> _Task description_
Reproduce the material word for word; the images stay out.

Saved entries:

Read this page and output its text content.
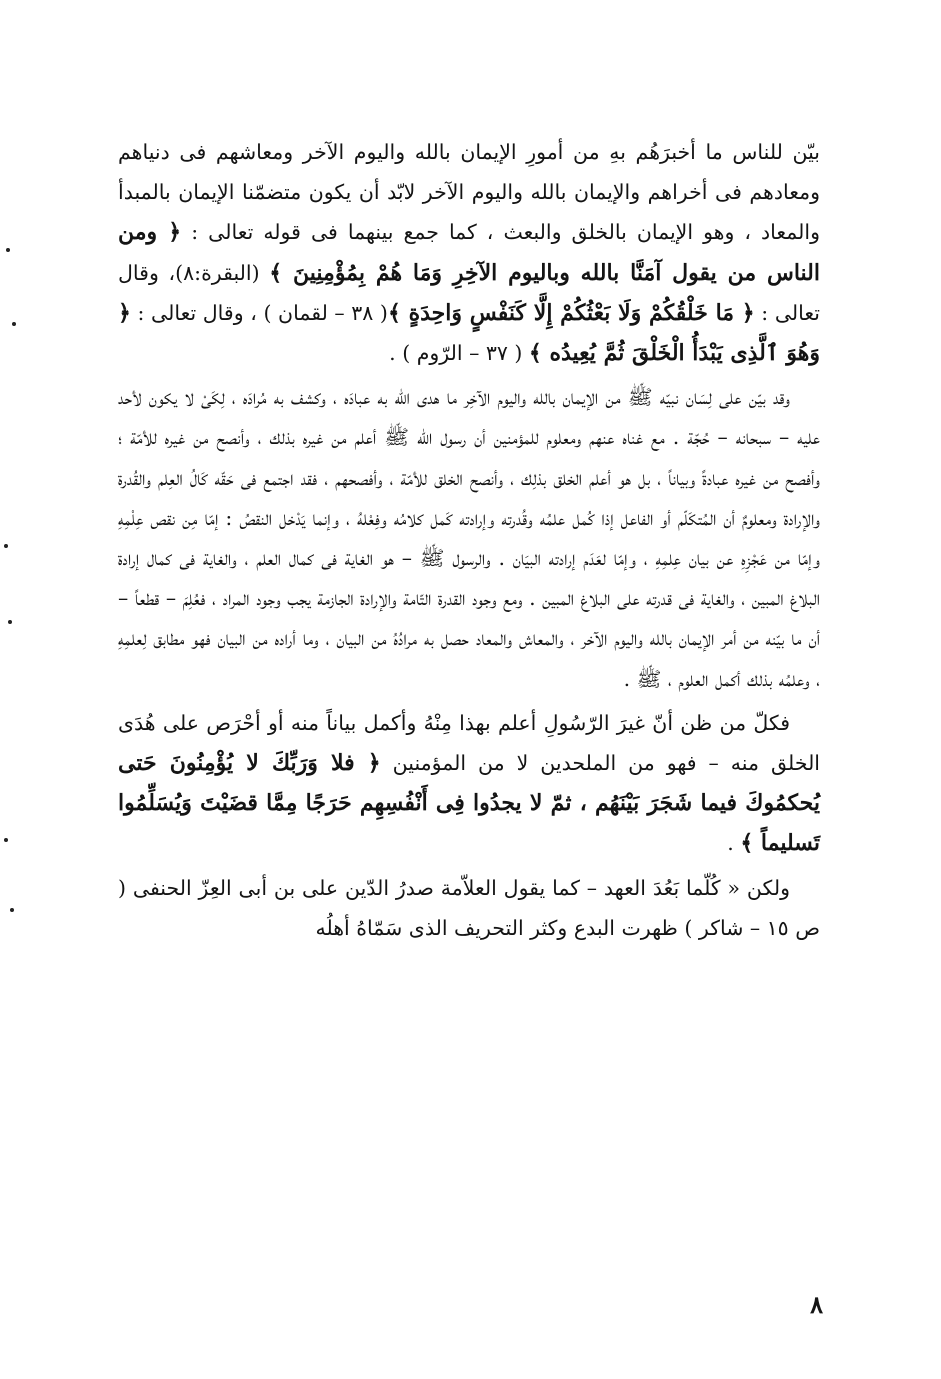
بيّن للناس ما أخبرَهُم بهِ من أمورِ الإيمان بالله واليوم الآخر ومعاشهم فى دنياهم ومعادهم فى أخراهم والإيمان بالله واليوم الآخر لابّد أن يكون متضمّنا الإيمان بالمبدأ والمعاد ، وهو الإيمان بالخلق والبعث ، كما جمع بينهما فى قوله تعالى : ﴿ ومن الناس من يقول آمَنَّا بالله وباليوم الآخِرِ وَمَا هُمْ بِمُؤْمِنِينَ ﴾ (البقرة:٨)، وقال تعالى : ﴿ مَا خَلْقُكُمْ وَلَا بَعْثُكُمْ إِلَّا كَنَفْسٍ وَاحِدَةٍ ﴾( ٣٨ – لقمان ) ، وقال تعالى : ﴿ وَهُوَ ٱلَّذِى يَبْدَأُ الْخَلْقَ ثُمَّ يُعِيدُه ﴾ ( ٣٧ – الرّوم ) .

وقد بيّن على لِسَان نبيّه ﷺ من الإيمان بالله واليوم الآخِر ما هدى الله به عبادَه ، وكشف به مُرادَه ، لِكَىْ لا يكون لأحد عليه – سبحانه – حُجّة . مع غناه عنهم ومعلوم للمؤمنين أن رسول الله ﷺ أعلم من غيره بذلك ، وأنصح من غيره للأمّة ؛ وأفصح من غيره عبادةً وبياناً ، بل هو أعلم الخلق بذلِك ، وأنصح الخلق للأمّة ، وأفصحهم ، فقد اجتمع فى حَقّه كَالُ العِلم والقُدرة والإرادة ومعلومٌ أن المُتكَلّم أو الفاعل إذا كُمل علمُه وقُدرته وإرادته كَمل كلامُه وفِعْلهُ ، وإنما يَدْخل النقصُ : إمّا مِن نقص عِلْمِهِ وإمّا من عَجْزِهِ عن بيان عِلمِهِ ، وإمّا لعَدَم إرادته البيَان . والرسول ﷺ – هو الغاية فى كمال العلم ، والغاية فى كمال إرادة البلاغ المبين ، والغاية فى قدرته على البلاغ المبين . ومع وجود القدرة التّامة والإرادة الجازمة يجب وجود المراد ، فعُلِمَ – قطعاً – أن ما بيّنه من أمر الإيمان بالله واليوم الآخر ، والمعاش والمعاد حصل به مرادُهُ من البيان ، وما أراده من البيان فهو مطابق لِعلمِهِ ، وعلمُه بذلك أكمل العلوم ، ﷺ .

فكلّ من ظن أنّ غيرَ الرّسُولِ أعلم بهذا مِنْهُ وأكمل بياناً منه أو أحْرَص على هُدَى الخلق منه – فهو من الملحدين لا من المؤمنين ﴿ فلا وَرَبِّكَ لا يُؤْمِنُونَ حَتى يُحكمُوكَ فيما شَجَرَ بَيْنَهُم ، ثمّ لا يجدُوا فِى أَنْفُسِهِم حَرَجًا مِمَّا قضَيْتَ وَيُسَلِّمُوا تَسليماً ﴾ .

ولكن « كُلّما بَعُدَ العهد – كما يقول العلاّمة صدرُ الدّين على بن أبى العِزّ الحنفى ( ص ١٥ – شاكر ) ظهرت البدع وكثر التحريف الذى سَمّاهُ أهلُه

٨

> _Solution for this problem_
Read this page and output its text content.
بيّن للناس ما أخبرَهُم بهِ من أمورِ الإيمان بالله واليوم الآخر ومعاشهم فى دنياهم ومعادهم فى أخراهم والإيمان بالله واليوم الآخر لابّد أن يكون متضمّنا الإيمان بالمبدأ والمعاد ، وهو الإيمان بالخلق والبعث ، كما جمع بينهما فى قوله تعالى : ﴿ ومن الناس من يقول آمَنَّا بالله وباليوم الآخِرِ وَمَا هُمْ بِمُؤْمِنِينَ ﴾ (البقرة:٨)، وقال تعالى : ﴿ مَا خَلْقُكُمْ وَلَا بَعْثُكُمْ إِلَّا كَنَفْسٍ وَاحِدَةٍ ﴾( ٣٨ – لقمان ) ، وقال تعالى : ﴿ وَهُوَ ٱلَّذِى يَبْدَأُ الْخَلْقَ ثُمَّ يُعِيدُه ﴾ ( ٣٧ – الرّوم ) .

وقد بيّن على لِسَان نبيّه ﷺ من الإيمان بالله واليوم الآخِر ما هدى الله به عبادَه ، وكشف به مُرادَه ، لِكَىْ لا يكون لأحد عليه – سبحانه – حُجّة . مع غناه عنهم ومعلوم للمؤمنين أن رسول الله ﷺ أعلم من غيره بذلك ، وأنصح من غيره للأمّة ؛ وأفصح من غيره عبادةً وبياناً ، بل هو أعلم الخلق بذلِك ، وأنصح الخلق للأمّة ، وأفصحهم ، فقد اجتمع فى حَقّه كَالُ العِلم والقُدرة والإرادة ومعلومٌ أن المُتكَلّم أو الفاعل إذا كُمل علمُه وقُدرته وإرادته كَمل كلامُه وفِعْلهُ ، وإنما يَدْخل النقصُ : إمّا مِن نقص عِلْمِهِ وإمّا من عَجْزِهِ عن بيان عِلمِهِ ، وإمّا لعَدَم إرادته البيَان . والرسول ﷺ – هو الغاية فى كمال العلم ، والغاية فى كمال إرادة البلاغ المبين ، والغاية فى قدرته على البلاغ المبين . ومع وجود القدرة التّامة والإرادة الجازمة يجب وجود المراد ، فعُلِمَ – قطعاً – أن ما بيّنه من أمر الإيمان بالله واليوم الآخر ، والمعاش والمعاد حصل به مرادُهُ من البيان ، وما أراده من البيان فهو مطابق لِعلمِهِ ، وعلمُه بذلك أكمل العلوم ، ﷺ .

فكلّ من ظن أنّ غيرَ الرّسُولِ أعلم بهذا مِنْهُ وأكمل بياناً منه أو أحْرَص على هُدَى الخلق منه – فهو من الملحدين لا من المؤمنين ﴿ فلا وَرَبِّكَ لا يُؤْمِنُونَ حَتى يُحكمُوكَ فيما شَجَرَ بَيْنَهُم ، ثمّ لا يجدُوا فِى أَنْفُسِهِم حَرَجًا مِمَّا قضَيْتَ وَيُسَلِّمُوا تَسليماً ﴾ .

ولكن « كُلّما بَعُدَ العهد – كما يقول العلاّمة صدرُ الدّين على بن أبى العِزّ الحنفى ( ص ١٥ – شاكر ) ظهرت البدع وكثر التحريف الذى سَمّاهُ أهلُه

٨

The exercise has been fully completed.